#### DO THIS
Lift every line from the entries that includes the word "lorry".

[Dataset rows]
════
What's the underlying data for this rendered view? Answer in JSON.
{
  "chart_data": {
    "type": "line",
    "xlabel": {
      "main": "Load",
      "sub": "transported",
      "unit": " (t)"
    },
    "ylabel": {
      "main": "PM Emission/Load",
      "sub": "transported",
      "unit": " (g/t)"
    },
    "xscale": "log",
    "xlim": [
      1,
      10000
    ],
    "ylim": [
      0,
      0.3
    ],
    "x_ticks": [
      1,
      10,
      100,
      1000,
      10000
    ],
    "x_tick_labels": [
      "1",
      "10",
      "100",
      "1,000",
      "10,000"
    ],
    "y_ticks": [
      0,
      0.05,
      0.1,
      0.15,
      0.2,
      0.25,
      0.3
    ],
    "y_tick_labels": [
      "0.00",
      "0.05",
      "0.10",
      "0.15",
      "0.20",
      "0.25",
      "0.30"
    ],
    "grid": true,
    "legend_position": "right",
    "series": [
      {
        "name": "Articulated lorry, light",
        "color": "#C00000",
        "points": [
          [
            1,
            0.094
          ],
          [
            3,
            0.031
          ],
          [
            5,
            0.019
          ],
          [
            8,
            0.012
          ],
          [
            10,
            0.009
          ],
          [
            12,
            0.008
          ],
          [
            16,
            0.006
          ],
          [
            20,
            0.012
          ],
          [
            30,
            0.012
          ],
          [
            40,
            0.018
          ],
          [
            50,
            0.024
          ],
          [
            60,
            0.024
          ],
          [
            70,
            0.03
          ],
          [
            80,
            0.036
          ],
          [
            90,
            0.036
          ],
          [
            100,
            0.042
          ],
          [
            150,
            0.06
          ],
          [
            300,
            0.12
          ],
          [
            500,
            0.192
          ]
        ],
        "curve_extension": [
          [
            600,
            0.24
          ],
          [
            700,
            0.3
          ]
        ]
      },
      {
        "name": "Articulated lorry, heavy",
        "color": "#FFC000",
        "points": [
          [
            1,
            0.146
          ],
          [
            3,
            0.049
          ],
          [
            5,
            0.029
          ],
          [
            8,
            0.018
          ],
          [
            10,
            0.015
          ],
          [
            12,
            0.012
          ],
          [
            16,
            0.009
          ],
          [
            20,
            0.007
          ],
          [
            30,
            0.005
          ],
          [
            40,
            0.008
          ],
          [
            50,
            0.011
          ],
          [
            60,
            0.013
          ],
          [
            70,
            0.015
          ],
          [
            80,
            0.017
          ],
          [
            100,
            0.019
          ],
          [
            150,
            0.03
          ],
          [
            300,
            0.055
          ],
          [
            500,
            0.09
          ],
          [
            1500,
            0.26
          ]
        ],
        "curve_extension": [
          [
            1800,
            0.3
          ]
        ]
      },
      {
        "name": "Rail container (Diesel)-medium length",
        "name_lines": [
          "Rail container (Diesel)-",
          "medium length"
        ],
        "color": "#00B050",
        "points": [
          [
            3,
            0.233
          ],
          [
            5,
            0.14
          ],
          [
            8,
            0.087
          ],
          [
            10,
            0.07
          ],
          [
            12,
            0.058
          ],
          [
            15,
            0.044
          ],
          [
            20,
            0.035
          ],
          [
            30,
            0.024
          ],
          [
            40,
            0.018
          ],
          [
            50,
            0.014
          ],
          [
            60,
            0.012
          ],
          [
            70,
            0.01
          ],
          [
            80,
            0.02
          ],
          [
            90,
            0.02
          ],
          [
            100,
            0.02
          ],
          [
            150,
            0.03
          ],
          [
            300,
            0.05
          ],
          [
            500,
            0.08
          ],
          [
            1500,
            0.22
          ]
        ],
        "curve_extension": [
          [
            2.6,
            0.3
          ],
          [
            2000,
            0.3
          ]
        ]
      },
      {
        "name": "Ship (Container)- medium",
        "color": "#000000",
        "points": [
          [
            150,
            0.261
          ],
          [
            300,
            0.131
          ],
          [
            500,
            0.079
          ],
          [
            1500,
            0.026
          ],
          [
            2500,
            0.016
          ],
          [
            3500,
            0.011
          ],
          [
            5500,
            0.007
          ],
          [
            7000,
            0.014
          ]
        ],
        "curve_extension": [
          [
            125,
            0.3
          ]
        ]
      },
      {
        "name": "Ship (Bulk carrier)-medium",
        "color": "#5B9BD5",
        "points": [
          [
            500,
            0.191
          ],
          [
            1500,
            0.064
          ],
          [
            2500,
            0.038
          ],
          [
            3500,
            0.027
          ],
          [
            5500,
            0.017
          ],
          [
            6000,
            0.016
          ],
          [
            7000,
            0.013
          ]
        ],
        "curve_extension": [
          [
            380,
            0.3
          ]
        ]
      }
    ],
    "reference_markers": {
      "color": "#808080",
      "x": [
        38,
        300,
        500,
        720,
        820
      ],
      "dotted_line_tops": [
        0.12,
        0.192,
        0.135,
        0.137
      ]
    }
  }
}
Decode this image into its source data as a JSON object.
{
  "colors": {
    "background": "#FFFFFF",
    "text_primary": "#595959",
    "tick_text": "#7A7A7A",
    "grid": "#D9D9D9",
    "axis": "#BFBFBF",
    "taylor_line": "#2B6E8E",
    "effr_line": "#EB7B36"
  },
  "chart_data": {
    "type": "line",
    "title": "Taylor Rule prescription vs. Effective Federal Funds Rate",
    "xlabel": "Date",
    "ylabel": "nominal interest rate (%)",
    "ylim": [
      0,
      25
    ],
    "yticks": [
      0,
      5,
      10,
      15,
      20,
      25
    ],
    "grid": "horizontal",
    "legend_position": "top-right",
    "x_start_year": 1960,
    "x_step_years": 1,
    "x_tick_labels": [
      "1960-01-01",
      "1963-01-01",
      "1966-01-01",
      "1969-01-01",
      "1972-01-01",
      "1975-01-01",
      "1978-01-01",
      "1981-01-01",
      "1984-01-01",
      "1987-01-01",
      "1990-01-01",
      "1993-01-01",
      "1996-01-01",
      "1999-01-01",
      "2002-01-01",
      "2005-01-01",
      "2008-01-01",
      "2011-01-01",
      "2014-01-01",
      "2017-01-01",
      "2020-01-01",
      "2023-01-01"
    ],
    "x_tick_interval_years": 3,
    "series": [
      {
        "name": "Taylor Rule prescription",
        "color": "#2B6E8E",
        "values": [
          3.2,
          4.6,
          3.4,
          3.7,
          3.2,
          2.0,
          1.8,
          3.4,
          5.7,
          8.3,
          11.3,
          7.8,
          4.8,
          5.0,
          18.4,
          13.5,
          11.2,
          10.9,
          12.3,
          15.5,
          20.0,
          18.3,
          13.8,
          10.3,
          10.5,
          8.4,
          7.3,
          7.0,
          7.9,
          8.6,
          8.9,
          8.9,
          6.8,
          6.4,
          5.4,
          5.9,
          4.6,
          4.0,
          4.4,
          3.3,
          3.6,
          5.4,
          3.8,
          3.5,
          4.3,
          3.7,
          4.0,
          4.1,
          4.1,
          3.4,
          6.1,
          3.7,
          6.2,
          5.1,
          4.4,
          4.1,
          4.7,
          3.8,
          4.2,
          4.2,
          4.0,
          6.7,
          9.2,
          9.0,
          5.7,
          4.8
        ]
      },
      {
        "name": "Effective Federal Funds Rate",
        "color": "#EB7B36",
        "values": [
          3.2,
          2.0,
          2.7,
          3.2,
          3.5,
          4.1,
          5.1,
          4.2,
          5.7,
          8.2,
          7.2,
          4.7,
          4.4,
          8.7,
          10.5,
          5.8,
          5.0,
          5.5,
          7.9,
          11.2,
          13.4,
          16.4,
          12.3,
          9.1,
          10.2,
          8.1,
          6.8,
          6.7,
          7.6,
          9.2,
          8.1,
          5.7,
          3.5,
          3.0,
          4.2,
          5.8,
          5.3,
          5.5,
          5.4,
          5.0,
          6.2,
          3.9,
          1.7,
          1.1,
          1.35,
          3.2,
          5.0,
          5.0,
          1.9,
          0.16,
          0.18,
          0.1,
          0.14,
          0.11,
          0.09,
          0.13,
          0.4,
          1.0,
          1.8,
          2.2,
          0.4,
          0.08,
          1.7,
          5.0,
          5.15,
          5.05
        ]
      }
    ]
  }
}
════
#### RESPONSE BELOW
        "name": "Articulated lorry, light",
        "name": "Articulated lorry, heavy",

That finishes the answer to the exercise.